**Set exercise**
Please render the lines as a JSON list of strings, one string per line, omitting blank lines, starting with the line that contains "Find all labels, buttons, inputs, and" and going on through the line that contains "delta-cell: 16.7% ⬆: [342, 335, 454, 349]". Leave the pictures out of the answer.

**Supplied records**
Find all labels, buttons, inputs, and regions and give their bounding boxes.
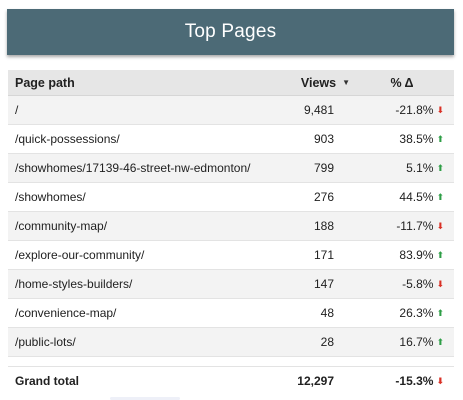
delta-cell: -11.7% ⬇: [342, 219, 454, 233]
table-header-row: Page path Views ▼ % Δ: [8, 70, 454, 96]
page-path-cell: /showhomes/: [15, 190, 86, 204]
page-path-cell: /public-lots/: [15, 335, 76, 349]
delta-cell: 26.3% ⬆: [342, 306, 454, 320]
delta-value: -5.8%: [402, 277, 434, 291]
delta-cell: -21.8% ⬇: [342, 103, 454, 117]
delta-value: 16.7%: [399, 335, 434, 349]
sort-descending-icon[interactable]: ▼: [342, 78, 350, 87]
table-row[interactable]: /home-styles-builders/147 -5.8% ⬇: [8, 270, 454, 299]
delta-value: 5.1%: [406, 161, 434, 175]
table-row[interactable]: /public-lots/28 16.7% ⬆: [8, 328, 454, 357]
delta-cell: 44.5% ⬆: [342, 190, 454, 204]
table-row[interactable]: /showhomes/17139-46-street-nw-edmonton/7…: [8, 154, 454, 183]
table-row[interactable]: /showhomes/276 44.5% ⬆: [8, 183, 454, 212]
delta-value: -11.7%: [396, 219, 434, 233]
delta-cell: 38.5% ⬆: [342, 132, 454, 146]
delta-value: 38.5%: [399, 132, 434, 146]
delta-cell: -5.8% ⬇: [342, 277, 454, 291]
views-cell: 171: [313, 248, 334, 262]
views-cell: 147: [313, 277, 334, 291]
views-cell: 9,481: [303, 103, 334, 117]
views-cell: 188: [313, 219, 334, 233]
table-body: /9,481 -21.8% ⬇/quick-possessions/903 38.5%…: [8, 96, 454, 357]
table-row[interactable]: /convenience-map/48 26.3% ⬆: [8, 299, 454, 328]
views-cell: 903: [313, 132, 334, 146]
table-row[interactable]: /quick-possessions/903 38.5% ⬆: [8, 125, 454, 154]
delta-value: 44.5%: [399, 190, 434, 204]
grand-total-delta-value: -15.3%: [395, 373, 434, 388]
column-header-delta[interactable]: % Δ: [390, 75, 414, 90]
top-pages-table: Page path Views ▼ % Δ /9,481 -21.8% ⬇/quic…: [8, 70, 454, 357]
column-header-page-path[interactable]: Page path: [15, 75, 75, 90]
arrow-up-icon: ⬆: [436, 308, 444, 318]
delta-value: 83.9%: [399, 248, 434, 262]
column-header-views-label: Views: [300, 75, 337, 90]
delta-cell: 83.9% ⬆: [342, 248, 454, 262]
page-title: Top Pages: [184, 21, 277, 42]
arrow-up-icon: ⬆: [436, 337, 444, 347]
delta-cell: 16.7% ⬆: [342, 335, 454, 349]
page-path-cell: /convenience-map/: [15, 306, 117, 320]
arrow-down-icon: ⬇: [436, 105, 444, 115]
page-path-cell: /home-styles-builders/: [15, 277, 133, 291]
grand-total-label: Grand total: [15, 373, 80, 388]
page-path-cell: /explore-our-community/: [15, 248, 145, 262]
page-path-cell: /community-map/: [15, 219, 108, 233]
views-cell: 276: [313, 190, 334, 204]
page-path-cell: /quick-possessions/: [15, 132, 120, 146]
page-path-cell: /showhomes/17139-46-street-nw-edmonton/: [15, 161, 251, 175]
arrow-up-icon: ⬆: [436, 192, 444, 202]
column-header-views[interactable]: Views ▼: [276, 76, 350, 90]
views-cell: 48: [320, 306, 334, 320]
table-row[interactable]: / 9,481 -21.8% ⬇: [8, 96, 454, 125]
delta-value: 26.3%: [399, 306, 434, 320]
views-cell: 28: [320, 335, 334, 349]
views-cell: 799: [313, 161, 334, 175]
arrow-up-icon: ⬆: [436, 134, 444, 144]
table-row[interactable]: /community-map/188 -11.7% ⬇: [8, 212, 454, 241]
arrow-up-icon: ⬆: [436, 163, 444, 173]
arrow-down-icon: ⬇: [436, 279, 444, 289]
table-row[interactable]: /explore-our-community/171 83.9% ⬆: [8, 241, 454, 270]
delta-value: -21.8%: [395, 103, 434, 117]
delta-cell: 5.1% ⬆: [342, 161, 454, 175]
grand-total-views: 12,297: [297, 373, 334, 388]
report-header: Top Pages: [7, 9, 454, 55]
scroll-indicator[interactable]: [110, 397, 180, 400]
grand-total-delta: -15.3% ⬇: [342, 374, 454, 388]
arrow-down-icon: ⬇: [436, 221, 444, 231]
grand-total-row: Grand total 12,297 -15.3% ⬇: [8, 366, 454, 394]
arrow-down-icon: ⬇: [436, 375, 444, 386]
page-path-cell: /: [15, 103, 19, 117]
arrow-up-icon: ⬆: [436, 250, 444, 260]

---

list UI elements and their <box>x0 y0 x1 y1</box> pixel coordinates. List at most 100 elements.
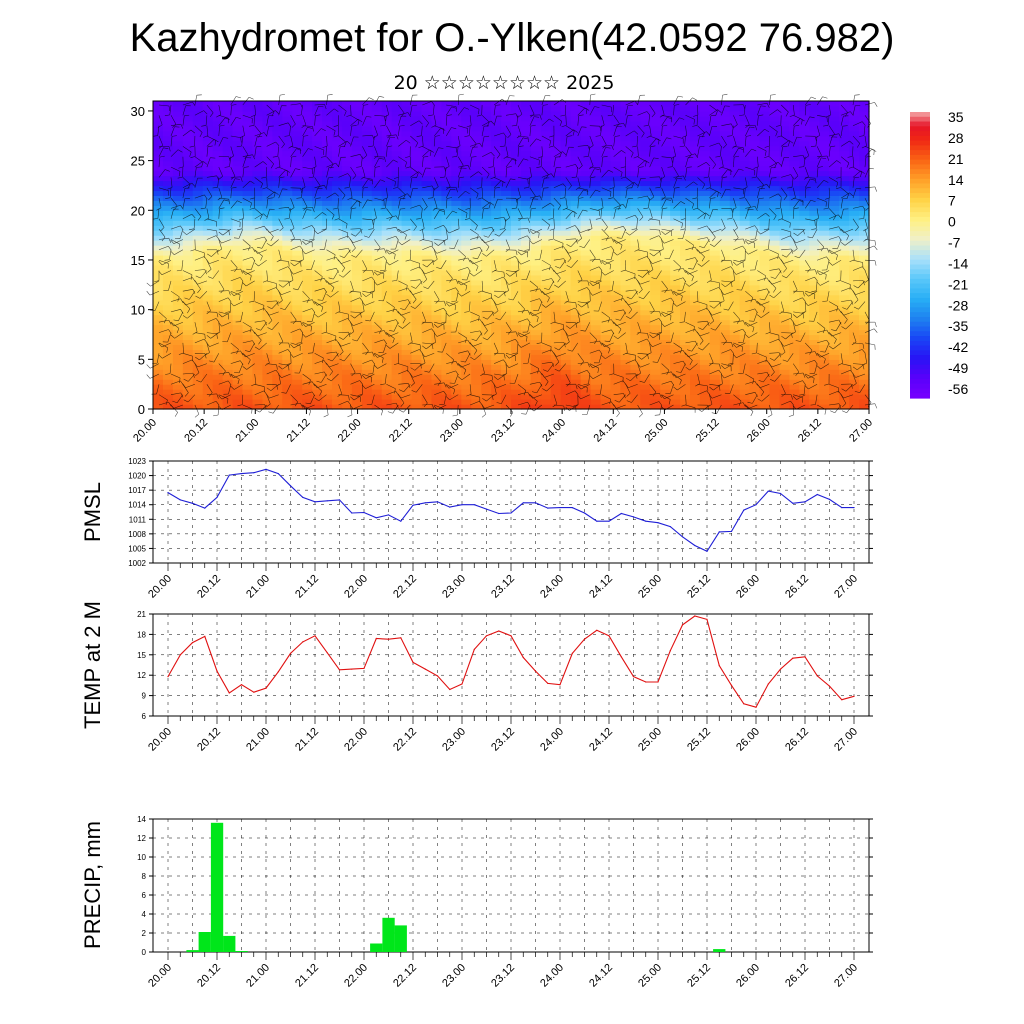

**Answer for the task**
[
  "Find all labels, buttons, inputs, and regions and give their bounding boxes.",
  "delta-cell: -11.7% ⬇: [342, 219, 454, 233]",
  "table-header-row: Page path Views ▼ % Δ: [8, 70, 454, 96]",
  "page-path-cell: /showhomes/: [15, 190, 86, 204]",
  "page-path-cell: /public-lots/: [15, 335, 76, 349]",
  "delta-cell: 26.3% ⬆: [342, 306, 454, 320]",
  "delta-value: -5.8%: [402, 277, 434, 291]",
  "delta-cell: -21.8% ⬇: [342, 103, 454, 117]",
  "delta-value: 16.7%: [399, 335, 434, 349]",
  "sort-descending-icon[interactable]: ▼: [342, 78, 350, 87]",
  "table-row[interactable]: /home-styles-builders/147 -5.8% ⬇: [8, 270, 454, 299]",
  "delta-value: 5.1%: [406, 161, 434, 175]",
  "table-row[interactable]: /public-lots/28 16.7% ⬆: [8, 328, 454, 357]",
  "delta-cell: 44.5% ⬆: [342, 190, 454, 204]",
  "table-row[interactable]: /showhomes/17139-46-street-nw-edmonton/7…: [8, 154, 454, 183]",
  "table-row[interactable]: /showhomes/276 44.5% ⬆: [8, 183, 454, 212]",
  "delta-value: -11.7%: [396, 219, 434, 233]",
  "delta-cell: 38.5% ⬆: [342, 132, 454, 146]",
  "delta-value: 38.5%: [399, 132, 434, 146]",
  "delta-cell: -5.8% ⬇: [342, 277, 454, 291]",
  "views-cell: 171: [313, 248, 334, 262]",
  "views-cell: 147: [313, 277, 334, 291]",
  "views-cell: 9,481: [303, 103, 334, 117]",
  "views-cell: 188: [313, 219, 334, 233]",
  "table-body: /9,481 -21.8% ⬇/quick-possessions/903 38.5%…: [8, 96, 454, 357]",
  "table-row[interactable]: /convenience-map/48 26.3% ⬆: [8, 299, 454, 328]",
  "views-cell: 903: [313, 132, 334, 146]",
  "table-row[interactable]: /quick-possessions/903 38.5% ⬆: [8, 125, 454, 154]",
  "delta-value: 44.5%: [399, 190, 434, 204]",
  "grand-total-delta-value: -15.3%: [395, 373, 434, 388]",
  "column-header-delta[interactable]: % Δ: [390, 75, 414, 90]",
  "top-pages-table: Page path Views ▼ % Δ /9,481 -21.8% ⬇/quic…: [8, 70, 454, 357]",
  "column-header-page-path[interactable]: Page path: [15, 75, 75, 90]",
  "arrow-up-icon: ⬆: [436, 308, 444, 318]",
  "delta-value: 83.9%: [399, 248, 434, 262]",
  "column-header-views-label: Views: [300, 75, 337, 90]",
  "delta-cell: 83.9% ⬆: [342, 248, 454, 262]",
  "page-title: Top Pages: [184, 21, 277, 42]",
  "arrow-up-icon: ⬆: [436, 337, 444, 347]",
  "delta-cell: 16.7% ⬆: [342, 335, 454, 349]"
]